Material supplied →
※

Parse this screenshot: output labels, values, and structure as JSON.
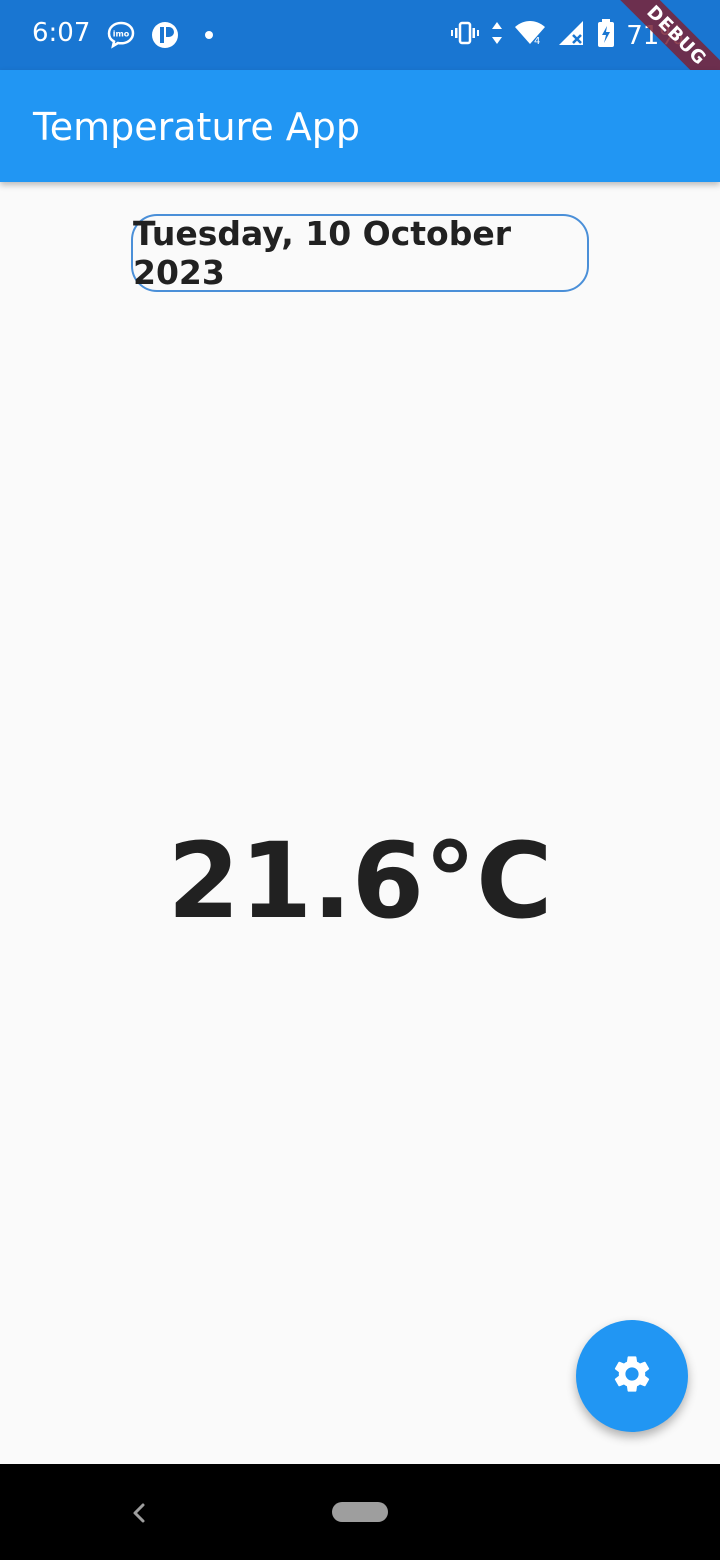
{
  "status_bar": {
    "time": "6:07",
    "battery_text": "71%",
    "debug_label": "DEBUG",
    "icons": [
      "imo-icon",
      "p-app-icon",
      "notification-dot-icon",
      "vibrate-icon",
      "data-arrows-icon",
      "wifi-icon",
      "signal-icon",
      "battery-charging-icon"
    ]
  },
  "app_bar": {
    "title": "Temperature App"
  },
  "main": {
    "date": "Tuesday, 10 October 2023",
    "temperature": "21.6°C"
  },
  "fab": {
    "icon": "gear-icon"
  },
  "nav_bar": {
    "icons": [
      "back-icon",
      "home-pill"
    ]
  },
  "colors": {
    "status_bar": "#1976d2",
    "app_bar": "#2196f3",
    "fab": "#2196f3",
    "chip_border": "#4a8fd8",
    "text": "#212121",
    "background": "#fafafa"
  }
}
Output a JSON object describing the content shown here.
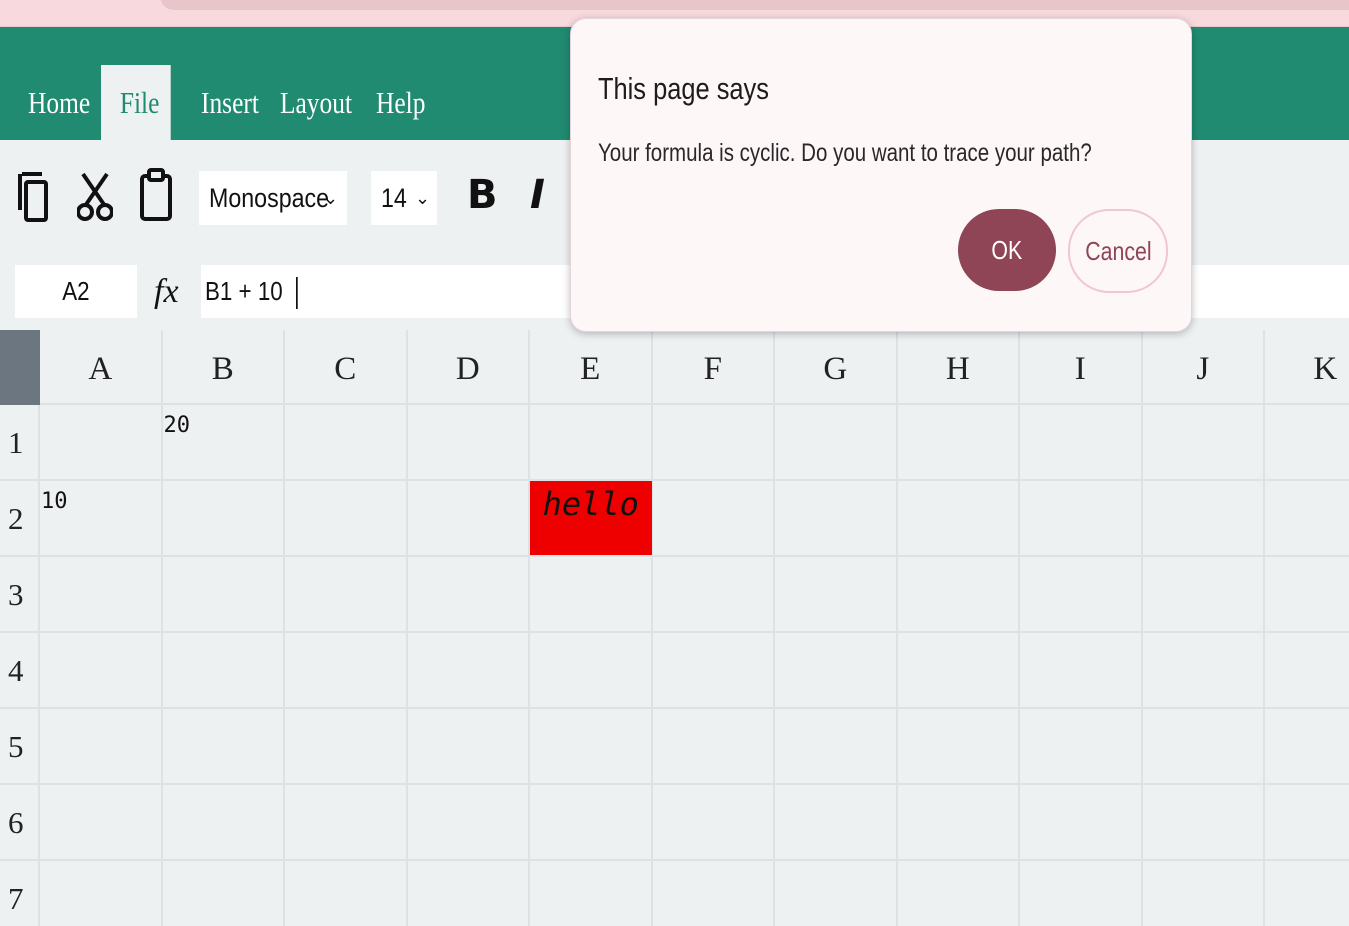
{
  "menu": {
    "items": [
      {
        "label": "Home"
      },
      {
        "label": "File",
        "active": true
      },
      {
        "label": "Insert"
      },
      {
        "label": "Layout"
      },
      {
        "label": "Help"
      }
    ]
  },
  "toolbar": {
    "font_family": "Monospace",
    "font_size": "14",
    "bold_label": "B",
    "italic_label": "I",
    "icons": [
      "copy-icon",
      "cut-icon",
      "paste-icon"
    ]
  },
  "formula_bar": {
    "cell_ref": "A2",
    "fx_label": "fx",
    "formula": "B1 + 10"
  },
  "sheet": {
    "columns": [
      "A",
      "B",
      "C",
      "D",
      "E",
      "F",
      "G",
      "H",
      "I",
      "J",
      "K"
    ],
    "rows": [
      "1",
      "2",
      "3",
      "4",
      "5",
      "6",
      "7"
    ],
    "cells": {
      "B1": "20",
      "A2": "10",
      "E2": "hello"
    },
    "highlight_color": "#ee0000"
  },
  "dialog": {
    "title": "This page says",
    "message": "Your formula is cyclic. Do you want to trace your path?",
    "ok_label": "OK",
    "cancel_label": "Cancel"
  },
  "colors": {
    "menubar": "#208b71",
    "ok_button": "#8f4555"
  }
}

※

Work required →
Write out all the entries exactly, except for the pictures.

Task response →
Parse this screenshot: output labels, values, and structure as JSON.
{
  "status_bar": {
    "time": "6:07",
    "battery_text": "71%",
    "debug_label": "DEBUG",
    "icons": [
      "imo-icon",
      "p-app-icon",
      "notification-dot-icon",
      "vibrate-icon",
      "data-arrows-icon",
      "wifi-icon",
      "signal-icon",
      "battery-charging-icon"
    ]
  },
  "app_bar": {
    "title": "Temperature App"
  },
  "main": {
    "date": "Tuesday, 10 October 2023",
    "temperature": "21.6°C"
  },
  "fab": {
    "icon": "gear-icon"
  },
  "nav_bar": {
    "icons": [
      "back-icon",
      "home-pill"
    ]
  },
  "colors": {
    "status_bar": "#1976d2",
    "app_bar": "#2196f3",
    "fab": "#2196f3",
    "chip_border": "#4a8fd8",
    "text": "#212121",
    "background": "#fafafa"
  }
}
Output a JSON object describing the content shown here.
{
  "menu": {
    "items": [
      {
        "label": "Home"
      },
      {
        "label": "File",
        "active": true
      },
      {
        "label": "Insert"
      },
      {
        "label": "Layout"
      },
      {
        "label": "Help"
      }
    ]
  },
  "toolbar": {
    "font_family": "Monospace",
    "font_size": "14",
    "bold_label": "B",
    "italic_label": "I",
    "icons": [
      "copy-icon",
      "cut-icon",
      "paste-icon"
    ]
  },
  "formula_bar": {
    "cell_ref": "A2",
    "fx_label": "fx",
    "formula": "B1 + 10"
  },
  "sheet": {
    "columns": [
      "A",
      "B",
      "C",
      "D",
      "E",
      "F",
      "G",
      "H",
      "I",
      "J",
      "K"
    ],
    "rows": [
      "1",
      "2",
      "3",
      "4",
      "5",
      "6",
      "7"
    ],
    "cells": {
      "B1": "20",
      "A2": "10",
      "E2": "hello"
    },
    "highlight_color": "#ee0000"
  },
  "dialog": {
    "title": "This page says",
    "message": "Your formula is cyclic. Do you want to trace your path?",
    "ok_label": "OK",
    "cancel_label": "Cancel"
  },
  "colors": {
    "menubar": "#208b71",
    "ok_button": "#8f4555"
  }
}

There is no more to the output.